— Start of DATASET RECORDS —
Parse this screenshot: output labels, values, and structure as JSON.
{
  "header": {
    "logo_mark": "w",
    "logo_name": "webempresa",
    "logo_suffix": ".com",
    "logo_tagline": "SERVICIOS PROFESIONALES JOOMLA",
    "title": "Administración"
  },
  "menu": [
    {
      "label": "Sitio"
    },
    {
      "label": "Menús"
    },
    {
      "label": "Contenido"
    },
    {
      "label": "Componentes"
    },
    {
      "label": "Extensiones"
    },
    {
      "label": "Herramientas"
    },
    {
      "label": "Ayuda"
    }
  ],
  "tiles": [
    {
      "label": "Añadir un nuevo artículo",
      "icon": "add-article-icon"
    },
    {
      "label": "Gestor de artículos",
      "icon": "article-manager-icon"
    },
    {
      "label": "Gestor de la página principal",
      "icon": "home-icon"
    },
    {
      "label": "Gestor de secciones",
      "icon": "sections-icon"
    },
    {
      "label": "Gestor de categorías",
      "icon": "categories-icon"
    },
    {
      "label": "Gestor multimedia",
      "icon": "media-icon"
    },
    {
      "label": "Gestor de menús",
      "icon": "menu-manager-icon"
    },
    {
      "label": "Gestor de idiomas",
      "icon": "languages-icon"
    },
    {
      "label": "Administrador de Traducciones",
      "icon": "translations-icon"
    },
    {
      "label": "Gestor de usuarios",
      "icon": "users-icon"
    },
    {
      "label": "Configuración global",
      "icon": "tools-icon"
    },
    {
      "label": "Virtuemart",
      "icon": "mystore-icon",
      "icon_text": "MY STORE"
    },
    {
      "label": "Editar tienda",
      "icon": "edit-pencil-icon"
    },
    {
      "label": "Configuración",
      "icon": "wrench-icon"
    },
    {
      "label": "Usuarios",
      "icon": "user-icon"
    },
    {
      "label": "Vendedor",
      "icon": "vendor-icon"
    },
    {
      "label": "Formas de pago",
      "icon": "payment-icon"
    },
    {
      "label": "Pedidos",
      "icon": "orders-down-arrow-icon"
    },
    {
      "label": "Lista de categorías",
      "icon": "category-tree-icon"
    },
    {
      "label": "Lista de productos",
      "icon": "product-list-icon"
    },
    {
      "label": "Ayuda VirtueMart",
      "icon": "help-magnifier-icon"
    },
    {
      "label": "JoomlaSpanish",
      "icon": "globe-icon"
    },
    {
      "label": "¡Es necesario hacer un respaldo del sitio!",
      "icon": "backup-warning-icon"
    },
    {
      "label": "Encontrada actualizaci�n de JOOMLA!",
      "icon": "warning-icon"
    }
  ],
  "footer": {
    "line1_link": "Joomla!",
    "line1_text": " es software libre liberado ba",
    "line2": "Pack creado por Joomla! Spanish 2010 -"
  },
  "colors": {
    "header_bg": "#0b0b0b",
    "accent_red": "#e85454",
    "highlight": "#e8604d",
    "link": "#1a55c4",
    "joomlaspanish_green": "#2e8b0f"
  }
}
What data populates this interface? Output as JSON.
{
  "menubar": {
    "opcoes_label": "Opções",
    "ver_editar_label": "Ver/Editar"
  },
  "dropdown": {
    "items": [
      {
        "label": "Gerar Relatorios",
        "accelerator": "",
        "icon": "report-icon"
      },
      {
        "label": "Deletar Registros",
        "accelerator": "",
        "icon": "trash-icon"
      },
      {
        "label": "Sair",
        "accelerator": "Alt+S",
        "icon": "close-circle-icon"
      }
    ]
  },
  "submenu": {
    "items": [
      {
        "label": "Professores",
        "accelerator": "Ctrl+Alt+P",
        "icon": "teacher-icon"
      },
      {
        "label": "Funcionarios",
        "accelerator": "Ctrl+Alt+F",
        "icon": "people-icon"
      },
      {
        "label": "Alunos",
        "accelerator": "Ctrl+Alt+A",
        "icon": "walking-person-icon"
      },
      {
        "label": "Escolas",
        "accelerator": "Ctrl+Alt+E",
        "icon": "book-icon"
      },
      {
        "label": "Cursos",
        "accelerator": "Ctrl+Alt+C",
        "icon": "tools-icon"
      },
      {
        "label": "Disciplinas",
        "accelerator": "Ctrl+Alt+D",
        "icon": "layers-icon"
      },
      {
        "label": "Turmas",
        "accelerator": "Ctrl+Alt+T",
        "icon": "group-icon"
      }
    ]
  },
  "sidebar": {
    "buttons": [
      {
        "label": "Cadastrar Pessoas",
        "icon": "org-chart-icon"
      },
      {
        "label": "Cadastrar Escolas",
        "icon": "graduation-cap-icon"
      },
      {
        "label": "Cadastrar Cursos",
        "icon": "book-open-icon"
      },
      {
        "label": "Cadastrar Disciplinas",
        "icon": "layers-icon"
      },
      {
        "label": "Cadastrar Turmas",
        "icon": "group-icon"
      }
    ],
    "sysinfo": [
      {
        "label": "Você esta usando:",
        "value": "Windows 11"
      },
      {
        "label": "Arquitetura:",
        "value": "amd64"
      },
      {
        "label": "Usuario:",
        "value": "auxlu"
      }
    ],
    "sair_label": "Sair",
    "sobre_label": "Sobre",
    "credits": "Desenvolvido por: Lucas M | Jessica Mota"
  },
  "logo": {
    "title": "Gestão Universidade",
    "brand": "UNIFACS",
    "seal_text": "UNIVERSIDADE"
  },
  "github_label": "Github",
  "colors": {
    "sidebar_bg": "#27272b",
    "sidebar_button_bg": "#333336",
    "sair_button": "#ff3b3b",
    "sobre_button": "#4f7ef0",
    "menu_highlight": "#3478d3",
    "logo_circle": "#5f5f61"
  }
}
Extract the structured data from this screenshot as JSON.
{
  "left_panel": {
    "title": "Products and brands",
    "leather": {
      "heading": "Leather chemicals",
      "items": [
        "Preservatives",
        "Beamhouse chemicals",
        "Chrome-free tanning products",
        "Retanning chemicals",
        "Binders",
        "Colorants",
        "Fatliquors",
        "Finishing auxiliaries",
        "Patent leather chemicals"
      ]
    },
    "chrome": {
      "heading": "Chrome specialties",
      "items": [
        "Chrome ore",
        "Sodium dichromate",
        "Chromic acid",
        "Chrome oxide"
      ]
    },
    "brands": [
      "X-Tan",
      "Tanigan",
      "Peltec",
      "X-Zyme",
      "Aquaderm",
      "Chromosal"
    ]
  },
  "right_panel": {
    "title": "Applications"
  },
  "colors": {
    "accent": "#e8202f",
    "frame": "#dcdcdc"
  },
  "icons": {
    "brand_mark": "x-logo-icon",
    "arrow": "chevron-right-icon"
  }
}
— End of DATASET RECORDS —
For each line of the entries that includes "Turmas", show that line.

ANSWER TO THE TASK:
        "label": "Turmas",
        "label": "Cadastrar Turmas",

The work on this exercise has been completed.